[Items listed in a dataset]

______

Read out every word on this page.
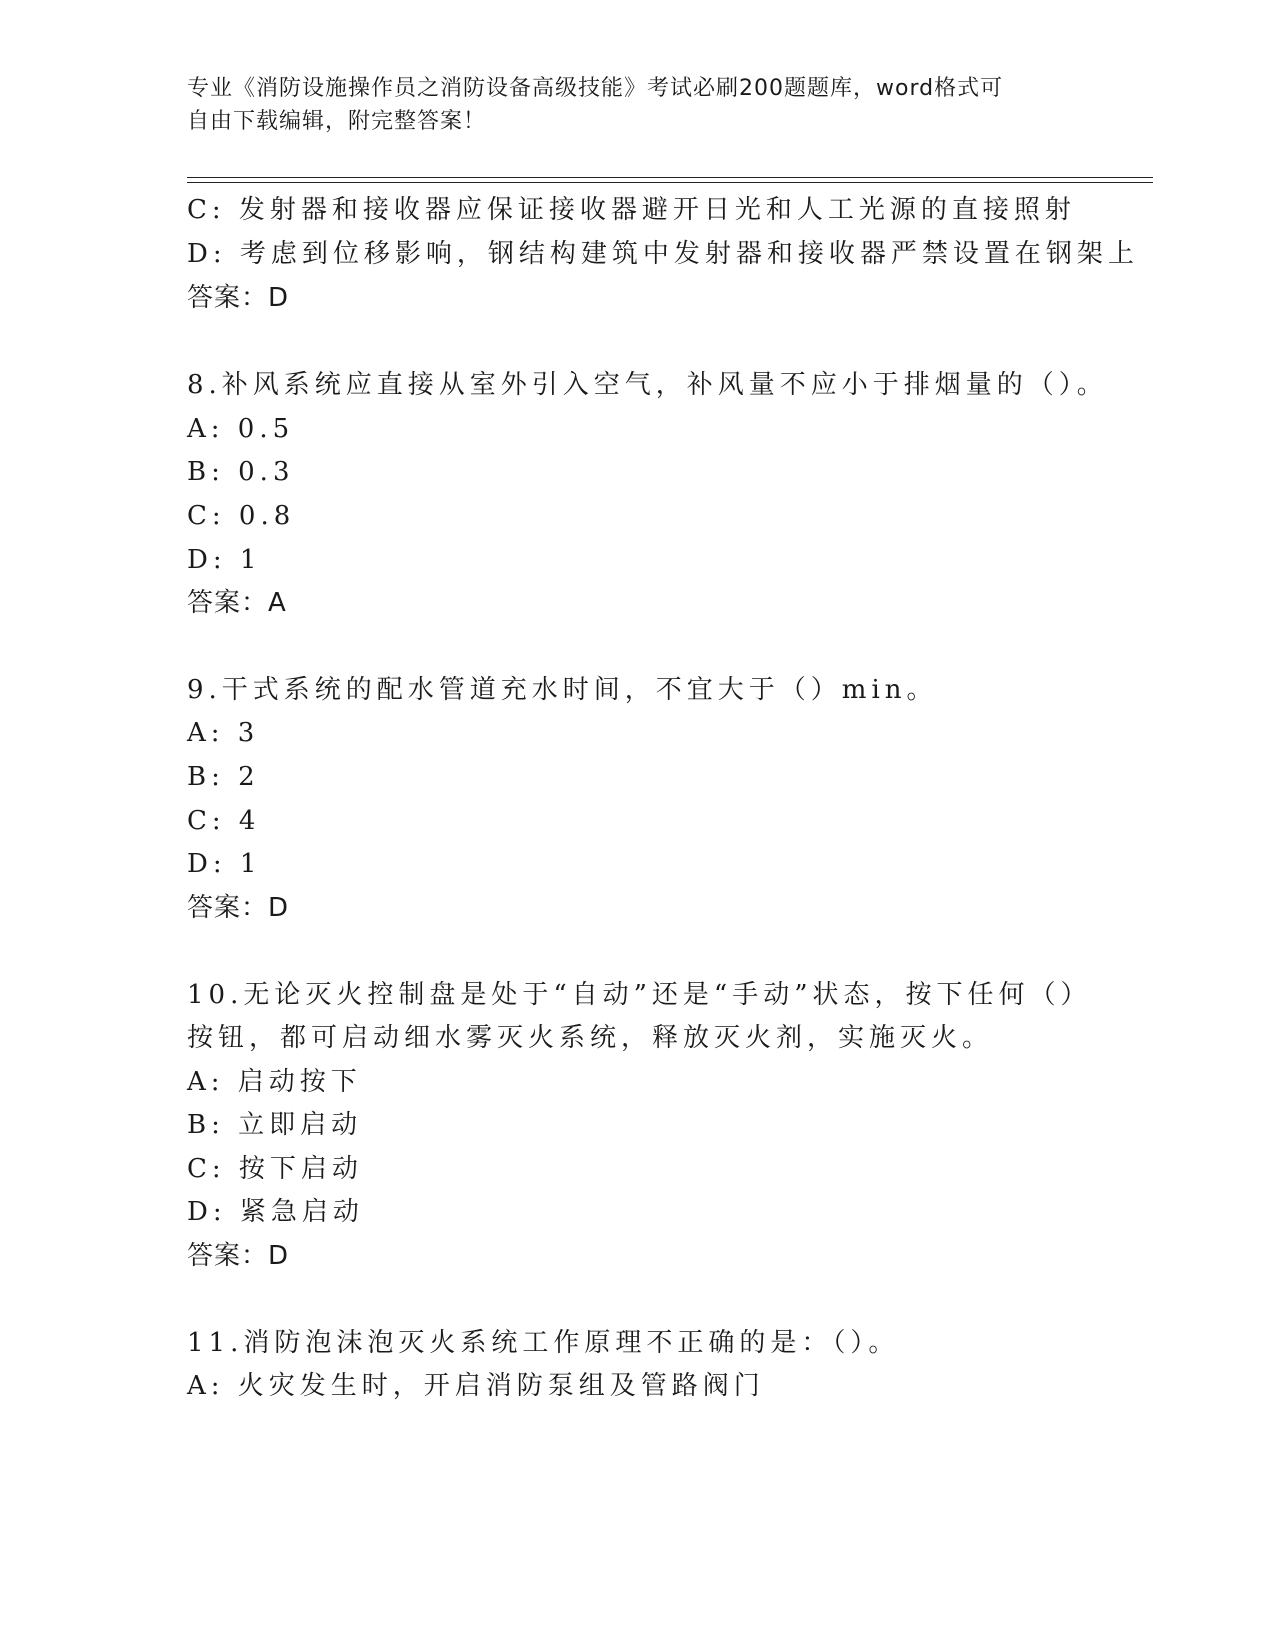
专业《消防设施操作员之消防设备高级技能》考试必刷200题题库，word格式可
自由下载编辑，附完整答案！
C: 发射器和接收器应保证接收器避开日光和人工光源的直接照射
D: 考虑到位移影响，钢结构建筑中发射器和接收器严禁设置在钢架上
答案：D
8.补风系统应直接从室外引入空气，补风量不应小于排烟量的（）。
A: 0.5
B: 0.3
C: 0.8
D: 1
答案：A
9.干式系统的配水管道充水时间，不宜大于（）min。
A: 3
B: 2
C: 4
D: 1
答案：D
10.无论灭火控制盘是处于“自动”还是“手动”状态，按下任何（）
按钮，都可启动细水雾灭火系统，释放灭火剂，实施灭火。
A: 启动按下
B: 立即启动
C: 按下启动
D: 紧急启动
答案：D
11.消防泡沫泡灭火系统工作原理不正确的是：（）。
A: 火灾发生时，开启消防泵组及管路阀门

______

Task to carry out
Quote every record above exactly, leaving out the pictures.

Task response
Read out every word on this page.
专业《消防设施操作员之消防设备高级技能》考试必刷200题题库，word格式可
自由下载编辑，附完整答案！
C: 发射器和接收器应保证接收器避开日光和人工光源的直接照射
D: 考虑到位移影响，钢结构建筑中发射器和接收器严禁设置在钢架上
答案：D
8.补风系统应直接从室外引入空气，补风量不应小于排烟量的（）。
A: 0.5
B: 0.3
C: 0.8
D: 1
答案：A
9.干式系统的配水管道充水时间，不宜大于（）min。
A: 3
B: 2
C: 4
D: 1
答案：D
10.无论灭火控制盘是处于“自动”还是“手动”状态，按下任何（）
按钮，都可启动细水雾灭火系统，释放灭火剂，实施灭火。
A: 启动按下
B: 立即启动
C: 按下启动
D: 紧急启动
答案：D
11.消防泡沫泡灭火系统工作原理不正确的是：（）。
A: 火灾发生时，开启消防泵组及管路阀门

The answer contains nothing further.